→ Document passage:
● ● ● ● ●

[Assessment of the natural history and clinical presentation of acetonemic vomiting].

INTRODUCTION

Ketosis in children may result from physiological adaptation to situations like fasting, fat-rich diet, straining physical activity, as well as from serious endocrine or metabolic disorders. The most frequently diagnosed cause of ketoacidosis are states of acetonemia and acetonuria with vomiting, during airways infections.

GOAL

Assessment of the natural history and clinical presentation of acetonemic vomiting in children.

PATIENTS AND METHODS

85 children from 18 months to 12 years of age with acetonemic vomiting were incorporated in this study. Detailed anamnesis, clinical examination, and chosen laboratory parameters were analyzed.

● ● ● ● ●

→ Records:
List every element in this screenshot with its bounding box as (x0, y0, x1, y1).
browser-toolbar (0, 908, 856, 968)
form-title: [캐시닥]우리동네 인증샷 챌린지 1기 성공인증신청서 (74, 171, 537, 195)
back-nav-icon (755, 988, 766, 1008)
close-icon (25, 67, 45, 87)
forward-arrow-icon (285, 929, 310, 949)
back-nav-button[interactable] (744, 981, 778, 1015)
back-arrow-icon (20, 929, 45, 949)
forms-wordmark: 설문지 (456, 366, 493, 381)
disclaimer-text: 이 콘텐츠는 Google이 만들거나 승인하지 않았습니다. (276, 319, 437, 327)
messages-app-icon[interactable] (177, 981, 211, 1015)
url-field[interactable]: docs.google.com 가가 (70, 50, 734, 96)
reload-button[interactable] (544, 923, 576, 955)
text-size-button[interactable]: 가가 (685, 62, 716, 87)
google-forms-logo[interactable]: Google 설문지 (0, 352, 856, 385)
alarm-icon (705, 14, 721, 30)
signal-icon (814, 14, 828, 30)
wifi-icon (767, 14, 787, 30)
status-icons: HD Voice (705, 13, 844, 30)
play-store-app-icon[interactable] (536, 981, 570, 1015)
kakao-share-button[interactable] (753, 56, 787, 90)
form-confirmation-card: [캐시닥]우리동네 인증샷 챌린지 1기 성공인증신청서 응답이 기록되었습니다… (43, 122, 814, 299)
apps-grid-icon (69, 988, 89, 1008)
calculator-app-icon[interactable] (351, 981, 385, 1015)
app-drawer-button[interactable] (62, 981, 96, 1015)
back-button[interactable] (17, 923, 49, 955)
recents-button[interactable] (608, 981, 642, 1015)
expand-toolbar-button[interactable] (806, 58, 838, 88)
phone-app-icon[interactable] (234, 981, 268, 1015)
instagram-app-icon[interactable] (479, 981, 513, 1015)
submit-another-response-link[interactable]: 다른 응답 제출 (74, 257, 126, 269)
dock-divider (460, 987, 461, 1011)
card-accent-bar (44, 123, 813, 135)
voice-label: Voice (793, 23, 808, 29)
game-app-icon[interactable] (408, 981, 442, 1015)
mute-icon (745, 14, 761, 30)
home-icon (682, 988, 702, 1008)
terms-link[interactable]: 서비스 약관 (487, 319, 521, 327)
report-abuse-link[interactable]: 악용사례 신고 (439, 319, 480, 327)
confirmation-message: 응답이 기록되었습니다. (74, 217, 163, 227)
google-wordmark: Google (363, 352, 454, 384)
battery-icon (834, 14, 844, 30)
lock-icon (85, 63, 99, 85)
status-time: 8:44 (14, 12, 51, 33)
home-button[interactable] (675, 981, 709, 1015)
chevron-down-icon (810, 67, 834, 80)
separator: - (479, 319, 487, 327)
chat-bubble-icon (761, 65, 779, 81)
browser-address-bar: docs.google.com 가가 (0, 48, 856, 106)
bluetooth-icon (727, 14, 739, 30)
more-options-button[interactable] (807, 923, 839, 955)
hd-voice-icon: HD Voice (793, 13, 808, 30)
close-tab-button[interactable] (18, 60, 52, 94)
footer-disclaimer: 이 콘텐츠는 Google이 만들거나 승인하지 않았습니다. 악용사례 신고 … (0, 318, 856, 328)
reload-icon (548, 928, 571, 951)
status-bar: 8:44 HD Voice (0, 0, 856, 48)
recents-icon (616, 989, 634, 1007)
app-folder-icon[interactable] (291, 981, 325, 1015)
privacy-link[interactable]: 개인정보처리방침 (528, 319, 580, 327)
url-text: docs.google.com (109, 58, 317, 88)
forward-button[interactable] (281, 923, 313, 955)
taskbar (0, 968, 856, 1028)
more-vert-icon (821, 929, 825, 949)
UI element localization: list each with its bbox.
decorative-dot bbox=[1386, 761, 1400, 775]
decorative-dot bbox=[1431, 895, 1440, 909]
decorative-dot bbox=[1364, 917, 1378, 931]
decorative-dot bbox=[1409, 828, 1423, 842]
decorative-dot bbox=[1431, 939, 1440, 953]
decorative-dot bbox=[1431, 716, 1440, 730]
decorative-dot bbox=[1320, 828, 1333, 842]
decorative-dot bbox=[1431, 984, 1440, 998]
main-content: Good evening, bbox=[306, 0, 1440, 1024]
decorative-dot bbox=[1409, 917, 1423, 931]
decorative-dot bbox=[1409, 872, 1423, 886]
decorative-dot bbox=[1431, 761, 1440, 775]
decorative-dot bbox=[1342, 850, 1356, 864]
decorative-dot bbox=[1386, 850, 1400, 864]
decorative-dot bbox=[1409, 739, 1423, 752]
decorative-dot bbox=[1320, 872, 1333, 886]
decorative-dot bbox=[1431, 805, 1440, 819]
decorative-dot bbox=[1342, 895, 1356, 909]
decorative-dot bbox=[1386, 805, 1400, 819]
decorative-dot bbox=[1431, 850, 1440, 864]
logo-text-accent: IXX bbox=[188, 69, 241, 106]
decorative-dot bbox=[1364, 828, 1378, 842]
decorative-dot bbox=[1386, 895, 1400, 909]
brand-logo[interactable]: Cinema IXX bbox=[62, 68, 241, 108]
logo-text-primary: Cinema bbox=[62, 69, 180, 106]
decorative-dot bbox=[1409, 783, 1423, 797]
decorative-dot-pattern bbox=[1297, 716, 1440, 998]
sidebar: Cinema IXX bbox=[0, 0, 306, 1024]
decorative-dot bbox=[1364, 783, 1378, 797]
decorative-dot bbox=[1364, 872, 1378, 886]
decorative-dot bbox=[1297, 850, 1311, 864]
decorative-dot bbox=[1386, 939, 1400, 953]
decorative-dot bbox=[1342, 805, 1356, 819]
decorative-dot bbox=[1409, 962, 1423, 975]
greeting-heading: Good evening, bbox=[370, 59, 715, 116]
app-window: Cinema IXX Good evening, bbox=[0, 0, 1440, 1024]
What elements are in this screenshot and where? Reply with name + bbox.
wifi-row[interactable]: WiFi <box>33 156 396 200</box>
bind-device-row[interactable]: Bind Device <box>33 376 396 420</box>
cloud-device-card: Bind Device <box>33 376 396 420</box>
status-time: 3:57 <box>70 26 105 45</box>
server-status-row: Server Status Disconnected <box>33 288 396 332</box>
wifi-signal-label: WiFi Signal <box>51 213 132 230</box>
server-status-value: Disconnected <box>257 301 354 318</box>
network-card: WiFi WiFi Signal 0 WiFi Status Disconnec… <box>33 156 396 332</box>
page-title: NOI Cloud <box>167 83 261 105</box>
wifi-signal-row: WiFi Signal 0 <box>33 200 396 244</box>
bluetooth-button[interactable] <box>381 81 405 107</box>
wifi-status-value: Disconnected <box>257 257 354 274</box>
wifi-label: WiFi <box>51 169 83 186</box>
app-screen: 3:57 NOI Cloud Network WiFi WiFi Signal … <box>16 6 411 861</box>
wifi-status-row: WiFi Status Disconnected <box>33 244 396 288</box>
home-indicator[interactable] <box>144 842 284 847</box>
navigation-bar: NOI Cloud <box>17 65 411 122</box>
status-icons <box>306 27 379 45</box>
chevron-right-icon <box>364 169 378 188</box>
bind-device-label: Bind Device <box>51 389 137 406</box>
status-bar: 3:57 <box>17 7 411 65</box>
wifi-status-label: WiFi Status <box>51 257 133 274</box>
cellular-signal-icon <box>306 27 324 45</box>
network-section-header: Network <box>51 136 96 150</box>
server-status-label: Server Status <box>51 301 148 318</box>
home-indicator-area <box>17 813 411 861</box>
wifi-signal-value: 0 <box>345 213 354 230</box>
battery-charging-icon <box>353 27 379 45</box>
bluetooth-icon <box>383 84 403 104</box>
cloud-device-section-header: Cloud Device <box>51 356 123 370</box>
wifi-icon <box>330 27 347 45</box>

● ● ● ● ●

→ Directions:
• A. In the acetonemic vomiting abstract, what does the introduction say ketosis in children can result from, and what does it name as the most frequently diagnosed cause of ketoacidosis? Answer in one to three sentences.
• B. Reproduce the acetonemic vomiting abstract from "Ketosis in children" to "vomiting in children.".

→ Solutions to each task:
• A. Ketosis in children can come from physiological adaptation to situations such as fasting, a fat-rich diet, or straining physical activity. It can also come from serious endocrine or metabolic disorders. The most frequently diagnosed cause of ketoacidosis is acetonemia and acetonuria with vomiting during airway infections.

• B.
Ketosis in children may result from physiological adaptation to situations like fasting, fat-rich diet, straining physical activity, as well as from serious endocrine or metabolic disorders. The most frequently diagnosed cause of ketoacidosis are states of acetonemia and acetonuria with vomiting, during airways infections.

GOAL

Assessment of the natural history and clinical presentation of acetonemic vomiting in children.